• [Stored items]
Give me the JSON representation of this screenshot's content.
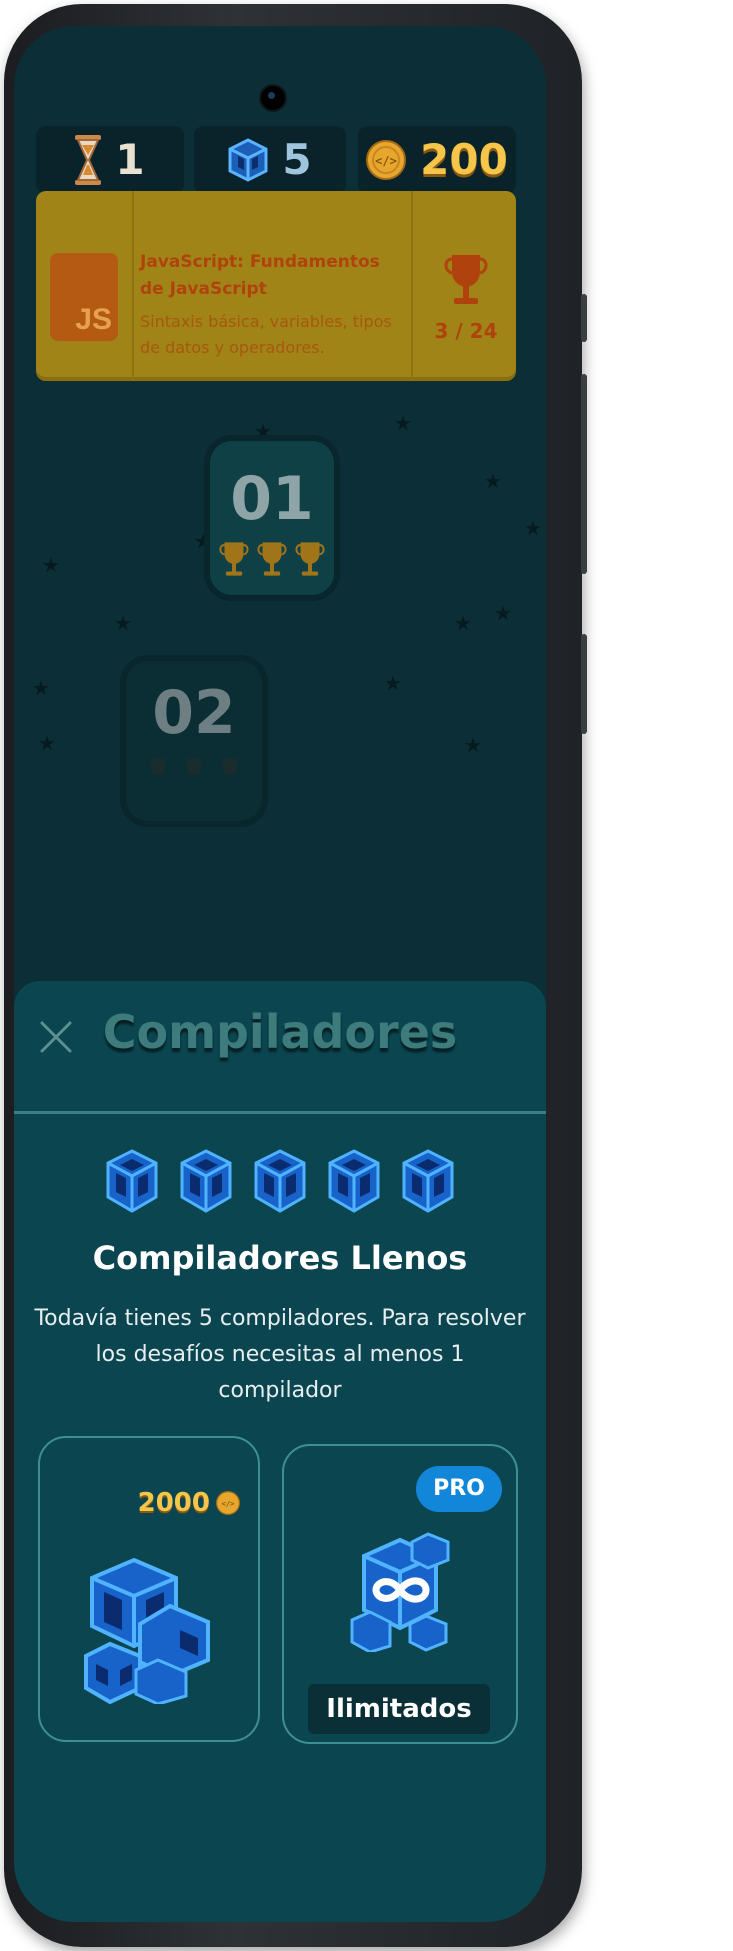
{
  "stats": {
    "hourglass_icon": "hourglass-icon",
    "hourglass_count": "1",
    "compiler_icon": "compiler-cube-icon",
    "compiler_count": "5",
    "coin_icon": "code-coin-icon",
    "coin_count": "200"
  },
  "lesson": {
    "logo": "JS",
    "title": "JavaScript: Fundamentos de JavaScript",
    "description": "Sintaxis básica, variables, tipos de datos y operadores.",
    "progress": "3 / 24",
    "trophy_icon": "trophy-icon"
  },
  "levels": [
    {
      "number": "01",
      "trophies_earned": 3
    },
    {
      "number": "02",
      "trophies_earned": 0
    }
  ],
  "sheet": {
    "title": "Compiladores",
    "close_icon": "close-icon",
    "compiler_count": 5,
    "heading": "Compiladores Llenos",
    "message": "Todavía tienes 5 compiladores. Para resolver los desafíos necesitas al menos 1 compilador",
    "buy_option": {
      "price": "2000",
      "price_icon": "code-coin-icon",
      "icon": "compiler-pack-icon"
    },
    "pro_option": {
      "badge": "PRO",
      "label": "Ilimitados",
      "icon": "infinite-compiler-icon"
    }
  },
  "colors": {
    "screen_bg": "#0c2e36",
    "sheet_bg": "#0b4650",
    "lesson_card": "#a08417",
    "accent_blue": "#1287d9",
    "coin_gold": "#f5c64a"
  }
}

• [What is being asked] Omit the pictures and restate the rest of the records verbatim.

• [Full answer]
Give me the JSON representation of this screenshot's content.
{
  "stats": {
    "hourglass_icon": "hourglass-icon",
    "hourglass_count": "1",
    "compiler_icon": "compiler-cube-icon",
    "compiler_count": "5",
    "coin_icon": "code-coin-icon",
    "coin_count": "200"
  },
  "lesson": {
    "logo": "JS",
    "title": "JavaScript: Fundamentos de JavaScript",
    "description": "Sintaxis básica, variables, tipos de datos y operadores.",
    "progress": "3 / 24",
    "trophy_icon": "trophy-icon"
  },
  "levels": [
    {
      "number": "01",
      "trophies_earned": 3
    },
    {
      "number": "02",
      "trophies_earned": 0
    }
  ],
  "sheet": {
    "title": "Compiladores",
    "close_icon": "close-icon",
    "compiler_count": 5,
    "heading": "Compiladores Llenos",
    "message": "Todavía tienes 5 compiladores. Para resolver los desafíos necesitas al menos 1 compilador",
    "buy_option": {
      "price": "2000",
      "price_icon": "code-coin-icon",
      "icon": "compiler-pack-icon"
    },
    "pro_option": {
      "badge": "PRO",
      "label": "Ilimitados",
      "icon": "infinite-compiler-icon"
    }
  },
  "colors": {
    "screen_bg": "#0c2e36",
    "sheet_bg": "#0b4650",
    "lesson_card": "#a08417",
    "accent_blue": "#1287d9",
    "coin_gold": "#f5c64a"
  }
}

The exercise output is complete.